Extracted records:
□ □ □ □ □

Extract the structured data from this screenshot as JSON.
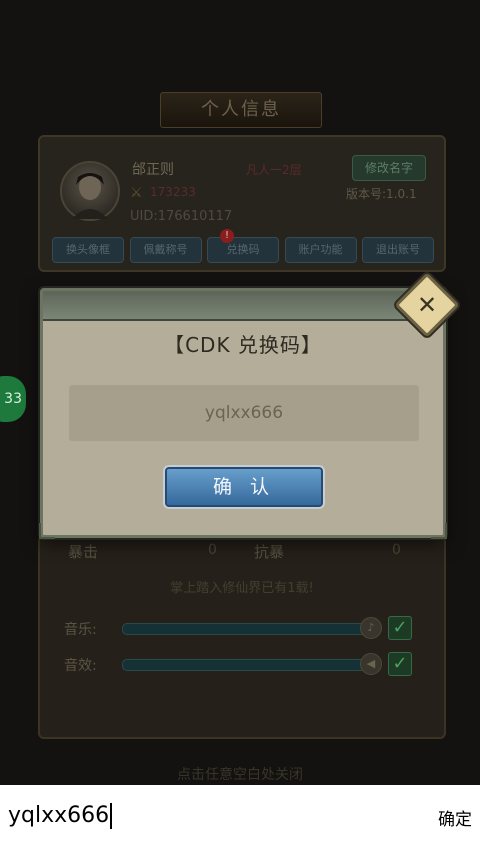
{
  "background": {
    "title": "个人信息",
    "player_name": "邰正则",
    "realm": "凡人一2层",
    "rename_button": "修改名字",
    "power_value": "173233",
    "version": "版本号:1.0.1",
    "uid": "UID:176610117",
    "tabs": [
      "换头像框",
      "佩戴称号",
      "兑换码",
      "账户功能",
      "退出账号"
    ],
    "alert_badge": "!",
    "side_chip": "33",
    "stats": {
      "crit_label": "暴击",
      "crit_value": "0",
      "resist_label": "抗暴",
      "resist_value": "0"
    },
    "note": "掌上踏入修仙界已有1载!",
    "music_label": "音乐:",
    "sfx_label": "音效:",
    "close_hint": "点击任意空白处关闭"
  },
  "dialog": {
    "title": "【CDK 兑换码】",
    "input_value": "yqlxx666",
    "confirm_label": "确 认",
    "close_glyph": "✕"
  },
  "ime": {
    "text": "yqlxx666",
    "confirm_label": "确定"
  }
}
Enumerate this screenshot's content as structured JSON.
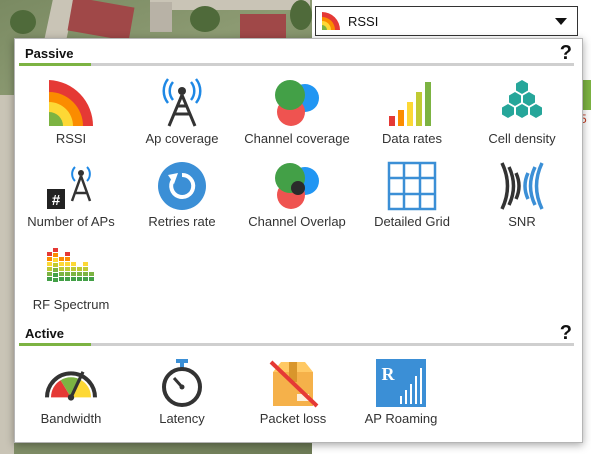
{
  "view_select": {
    "selected": "RSSI",
    "icon": "rssi-heatmap-icon"
  },
  "edge": {
    "number": "5",
    "accent_color": "#7cb342"
  },
  "passive": {
    "title": "Passive",
    "help": "?",
    "items": [
      {
        "label": "RSSI",
        "icon": "rssi-heatmap-icon"
      },
      {
        "label": "Ap coverage",
        "icon": "antenna-tower-icon"
      },
      {
        "label": "Channel coverage",
        "icon": "channel-circles-icon"
      },
      {
        "label": "Data rates",
        "icon": "data-rates-bars-icon"
      },
      {
        "label": "Cell density",
        "icon": "hexagon-cluster-icon"
      },
      {
        "label": "Number of APs",
        "icon": "number-of-aps-icon"
      },
      {
        "label": "Retries rate",
        "icon": "retry-arrow-icon"
      },
      {
        "label": "Channel Overlap",
        "icon": "channel-overlap-icon"
      },
      {
        "label": "Detailed Grid",
        "icon": "grid-icon"
      },
      {
        "label": "SNR",
        "icon": "snr-waves-icon"
      },
      {
        "label": "RF Spectrum",
        "icon": "rf-spectrum-icon"
      }
    ]
  },
  "active": {
    "title": "Active",
    "help": "?",
    "items": [
      {
        "label": "Bandwidth",
        "icon": "gauge-icon"
      },
      {
        "label": "Latency",
        "icon": "stopwatch-icon"
      },
      {
        "label": "Packet loss",
        "icon": "crossed-package-icon"
      },
      {
        "label": "AP Roaming",
        "icon": "ap-roaming-icon"
      }
    ]
  },
  "colors": {
    "accent_green": "#7cb342",
    "divider": "#cfcfcf",
    "label_text": "#333333"
  }
}
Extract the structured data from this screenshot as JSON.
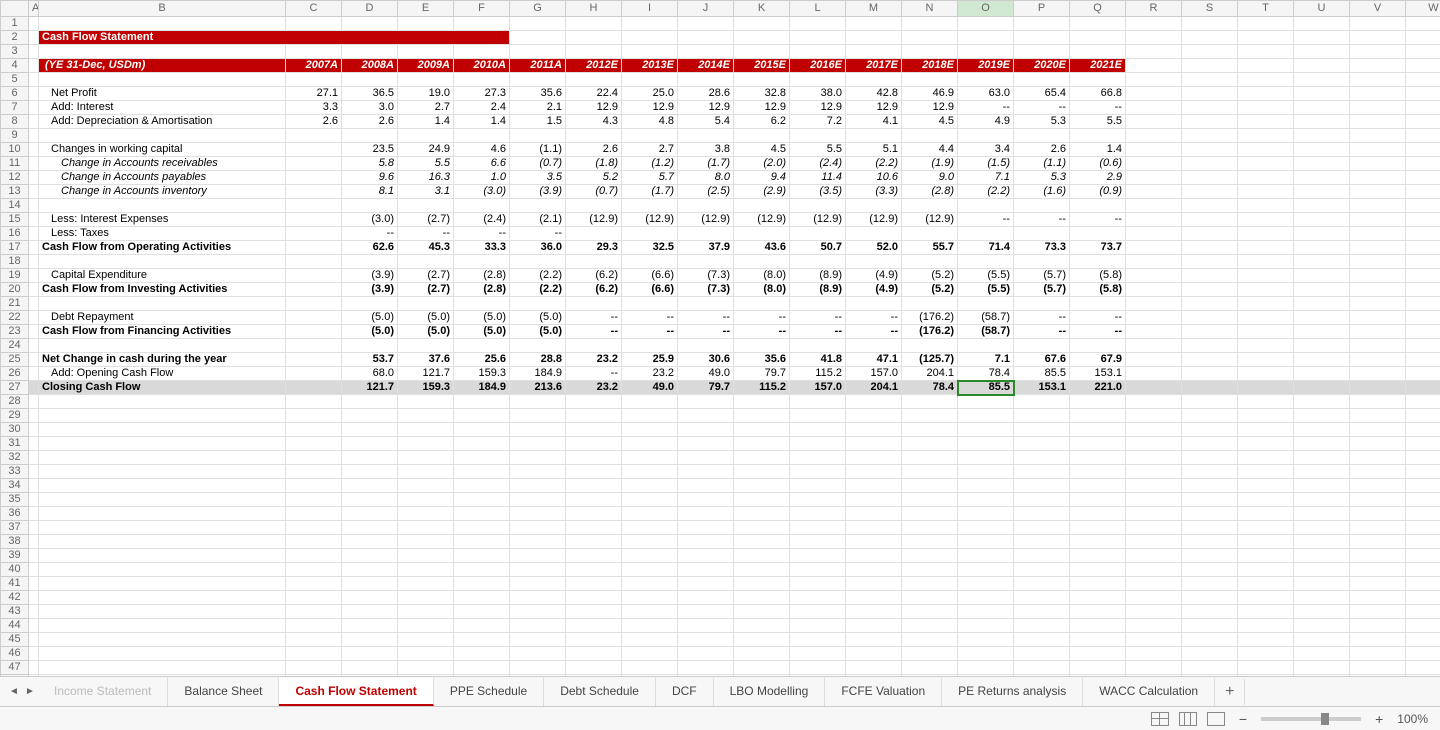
{
  "title": "Cash Flow Statement",
  "header_label": "(YE 31-Dec, USDm)",
  "years": [
    "2007A",
    "2008A",
    "2009A",
    "2010A",
    "2011A",
    "2012E",
    "2013E",
    "2014E",
    "2015E",
    "2016E",
    "2017E",
    "2018E",
    "2019E",
    "2020E",
    "2021E"
  ],
  "rows": [
    {
      "r": 6,
      "label": "Net Profit",
      "indent": 1,
      "vals": [
        "27.1",
        "36.5",
        "19.0",
        "27.3",
        "35.6",
        "22.4",
        "25.0",
        "28.6",
        "32.8",
        "38.0",
        "42.8",
        "46.9",
        "63.0",
        "65.4",
        "66.8"
      ]
    },
    {
      "r": 7,
      "label": "Add: Interest",
      "indent": 1,
      "vals": [
        "3.3",
        "3.0",
        "2.7",
        "2.4",
        "2.1",
        "12.9",
        "12.9",
        "12.9",
        "12.9",
        "12.9",
        "12.9",
        "12.9",
        "--",
        "--",
        "--"
      ]
    },
    {
      "r": 8,
      "label": "Add: Depreciation & Amortisation",
      "indent": 1,
      "vals": [
        "2.6",
        "2.6",
        "1.4",
        "1.4",
        "1.5",
        "4.3",
        "4.8",
        "5.4",
        "6.2",
        "7.2",
        "4.1",
        "4.5",
        "4.9",
        "5.3",
        "5.5"
      ]
    },
    {
      "r": 9,
      "blank": true
    },
    {
      "r": 10,
      "label": "Changes in working capital",
      "indent": 1,
      "vals": [
        "",
        "23.5",
        "24.9",
        "4.6",
        "(1.1)",
        "2.6",
        "2.7",
        "3.8",
        "4.5",
        "5.5",
        "5.1",
        "4.4",
        "3.4",
        "2.6",
        "1.4"
      ]
    },
    {
      "r": 11,
      "label": "Change in Accounts receivables",
      "indent": 2,
      "italic": true,
      "vals": [
        "",
        "5.8",
        "5.5",
        "6.6",
        "(0.7)",
        "(1.8)",
        "(1.2)",
        "(1.7)",
        "(2.0)",
        "(2.4)",
        "(2.2)",
        "(1.9)",
        "(1.5)",
        "(1.1)",
        "(0.6)"
      ]
    },
    {
      "r": 12,
      "label": "Change in Accounts payables",
      "indent": 2,
      "italic": true,
      "vals": [
        "",
        "9.6",
        "16.3",
        "1.0",
        "3.5",
        "5.2",
        "5.7",
        "8.0",
        "9.4",
        "11.4",
        "10.6",
        "9.0",
        "7.1",
        "5.3",
        "2.9"
      ]
    },
    {
      "r": 13,
      "label": "Change in Accounts inventory",
      "indent": 2,
      "italic": true,
      "vals": [
        "",
        "8.1",
        "3.1",
        "(3.0)",
        "(3.9)",
        "(0.7)",
        "(1.7)",
        "(2.5)",
        "(2.9)",
        "(3.5)",
        "(3.3)",
        "(2.8)",
        "(2.2)",
        "(1.6)",
        "(0.9)"
      ]
    },
    {
      "r": 14,
      "blank": true
    },
    {
      "r": 15,
      "label": "Less: Interest Expenses",
      "indent": 1,
      "vals": [
        "",
        "(3.0)",
        "(2.7)",
        "(2.4)",
        "(2.1)",
        "(12.9)",
        "(12.9)",
        "(12.9)",
        "(12.9)",
        "(12.9)",
        "(12.9)",
        "(12.9)",
        "--",
        "--",
        "--"
      ]
    },
    {
      "r": 16,
      "label": "Less: Taxes",
      "indent": 1,
      "vals": [
        "",
        "--",
        "--",
        "--",
        "--",
        "",
        "",
        "",
        "",
        "",
        "",
        "",
        "",
        "",
        ""
      ]
    },
    {
      "r": 17,
      "label": "Cash Flow from Operating Activities",
      "bold": true,
      "topline": true,
      "vals": [
        "",
        "62.6",
        "45.3",
        "33.3",
        "36.0",
        "29.3",
        "32.5",
        "37.9",
        "43.6",
        "50.7",
        "52.0",
        "55.7",
        "71.4",
        "73.3",
        "73.7"
      ]
    },
    {
      "r": 18,
      "blank": true
    },
    {
      "r": 19,
      "label": "Capital Expenditure",
      "indent": 1,
      "vals": [
        "",
        "(3.9)",
        "(2.7)",
        "(2.8)",
        "(2.2)",
        "(6.2)",
        "(6.6)",
        "(7.3)",
        "(8.0)",
        "(8.9)",
        "(4.9)",
        "(5.2)",
        "(5.5)",
        "(5.7)",
        "(5.8)"
      ]
    },
    {
      "r": 20,
      "label": "Cash Flow from Investing Activities",
      "bold": true,
      "topline": true,
      "vals": [
        "",
        "(3.9)",
        "(2.7)",
        "(2.8)",
        "(2.2)",
        "(6.2)",
        "(6.6)",
        "(7.3)",
        "(8.0)",
        "(8.9)",
        "(4.9)",
        "(5.2)",
        "(5.5)",
        "(5.7)",
        "(5.8)"
      ]
    },
    {
      "r": 21,
      "blank": true
    },
    {
      "r": 22,
      "label": "Debt Repayment",
      "indent": 1,
      "vals": [
        "",
        "(5.0)",
        "(5.0)",
        "(5.0)",
        "(5.0)",
        "--",
        "--",
        "--",
        "--",
        "--",
        "--",
        "(176.2)",
        "(58.7)",
        "--",
        "--"
      ]
    },
    {
      "r": 23,
      "label": "Cash Flow from Financing Activities",
      "bold": true,
      "topline": true,
      "vals": [
        "",
        "(5.0)",
        "(5.0)",
        "(5.0)",
        "(5.0)",
        "--",
        "--",
        "--",
        "--",
        "--",
        "--",
        "(176.2)",
        "(58.7)",
        "--",
        "--"
      ]
    },
    {
      "r": 24,
      "blank": true
    },
    {
      "r": 25,
      "label": "Net Change in cash during the year",
      "bold": true,
      "vals": [
        "",
        "53.7",
        "37.6",
        "25.6",
        "28.8",
        "23.2",
        "25.9",
        "30.6",
        "35.6",
        "41.8",
        "47.1",
        "(125.7)",
        "7.1",
        "67.6",
        "67.9"
      ]
    },
    {
      "r": 26,
      "label": "Add: Opening Cash Flow",
      "indent": 1,
      "vals": [
        "",
        "68.0",
        "121.7",
        "159.3",
        "184.9",
        "--",
        "23.2",
        "49.0",
        "79.7",
        "115.2",
        "157.0",
        "204.1",
        "78.4",
        "85.5",
        "153.1"
      ]
    },
    {
      "r": 27,
      "label": "Closing Cash Flow",
      "bold": true,
      "closing": true,
      "vals": [
        "",
        "121.7",
        "159.3",
        "184.9",
        "213.6",
        "23.2",
        "49.0",
        "79.7",
        "115.2",
        "157.0",
        "204.1",
        "78.4",
        "85.5",
        "153.1",
        "221.0"
      ]
    }
  ],
  "col_letters": [
    "A",
    "B",
    "C",
    "D",
    "E",
    "F",
    "G",
    "H",
    "I",
    "J",
    "K",
    "L",
    "M",
    "N",
    "O",
    "P",
    "Q",
    "R",
    "S",
    "T",
    "U",
    "V",
    "W"
  ],
  "active_col": "O",
  "active_row": 27,
  "tabs": [
    "Income Statement",
    "Balance Sheet",
    "Cash Flow Statement",
    "PPE Schedule",
    "Debt Schedule",
    "DCF",
    "LBO Modelling",
    "FCFE Valuation",
    "PE Returns analysis",
    "WACC Calculation"
  ],
  "active_tab": "Cash Flow Statement",
  "zoom": "100%",
  "max_row": 50
}
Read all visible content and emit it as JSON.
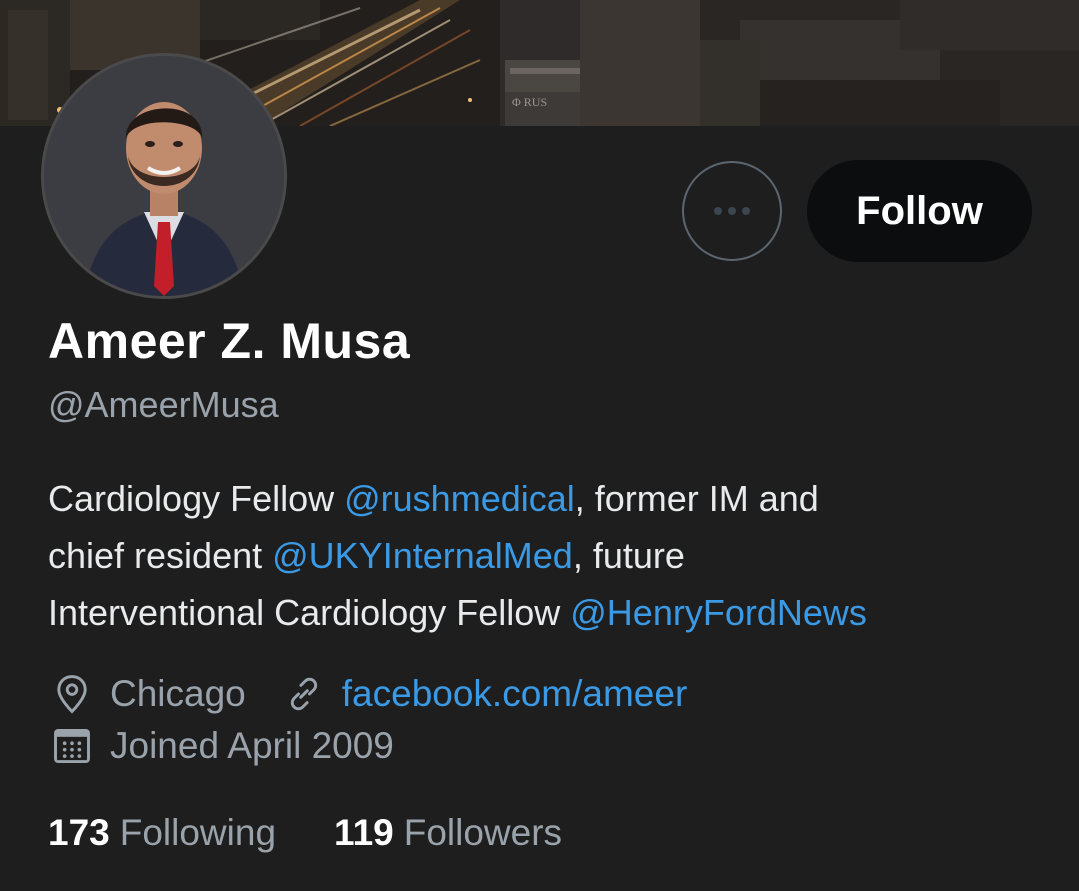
{
  "profile": {
    "display_name": "Ameer Z. Musa",
    "handle": "@AmeerMusa",
    "bio": {
      "line1": {
        "text_a": "Cardiology Fellow ",
        "mention": "@rushmedical",
        "text_b": ", former IM and"
      },
      "line2": {
        "text_a": "chief resident ",
        "mention": "@UKYInternalMed",
        "text_b": ", future"
      },
      "line3": {
        "text_a": "Interventional Cardiology Fellow ",
        "mention": "@HenryFordNews"
      }
    },
    "location": "Chicago",
    "website": "facebook.com/ameer",
    "joined": "Joined April 2009",
    "stats": {
      "following_count": "173",
      "following_label": "Following",
      "followers_count": "119",
      "followers_label": "Followers"
    }
  },
  "actions": {
    "follow_label": "Follow",
    "more_icon": "more-horizontal-icon"
  },
  "icons": {
    "location": "location-pin-icon",
    "link": "link-icon",
    "calendar": "calendar-icon"
  },
  "colors": {
    "background": "#1e1e1e",
    "accent": "#3b9ae6",
    "secondary_text": "#9aa3ab",
    "follow_button_bg": "#0b0d0e"
  }
}
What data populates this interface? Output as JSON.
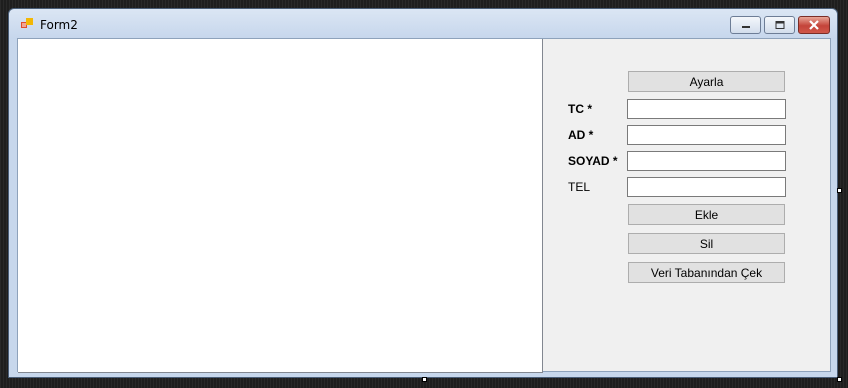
{
  "window": {
    "title": "Form2",
    "icon": "form-app-icon",
    "controls": [
      "minimize-icon",
      "maximize-icon",
      "close-icon"
    ]
  },
  "form": {
    "buttons": {
      "ayarla": "Ayarla",
      "ekle": "Ekle",
      "sil": "Sil",
      "cek": "Veri Tabanından Çek"
    },
    "labels": {
      "tc": "TC *",
      "ad": "AD *",
      "soyad": "SOYAD *",
      "tel": "TEL"
    },
    "fields": {
      "tc": "",
      "ad": "",
      "soyad": "",
      "tel": ""
    }
  },
  "colors": {
    "titlebar": "#c6d6ec",
    "client": "#f0f0f0",
    "close_button": "#c4443a"
  }
}
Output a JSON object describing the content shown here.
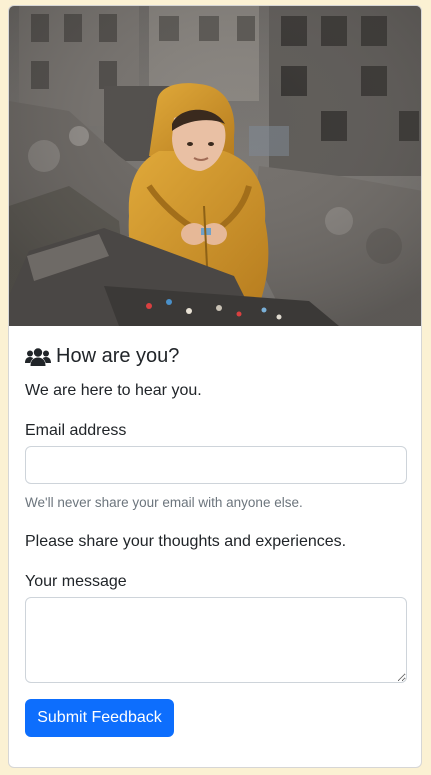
{
  "card": {
    "title": "How are you?",
    "title_icon": "users-icon",
    "subtitle": "We are here to hear you."
  },
  "form": {
    "email_label": "Email address",
    "email_value": "",
    "email_help": "We'll never share your email with anyone else.",
    "prompt": "Please share your thoughts and experiences.",
    "message_label": "Your message",
    "message_value": "",
    "submit_label": "Submit Feedback"
  },
  "colors": {
    "page_background": "#fbf1d3",
    "primary": "#0d6efd",
    "muted_text": "#6c757d",
    "input_border": "#ced4da"
  }
}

□ □ □ □ □

▶ [EXERCISE DIRECTIONS]:
Select every line of the material above holding the word "mention" and copy it.

▶ [EXERCISE OUTPUT]:
        "mention": "@rushmedical",
        "mention": "@UKYInternalMed",
        "mention": "@HenryFordNews"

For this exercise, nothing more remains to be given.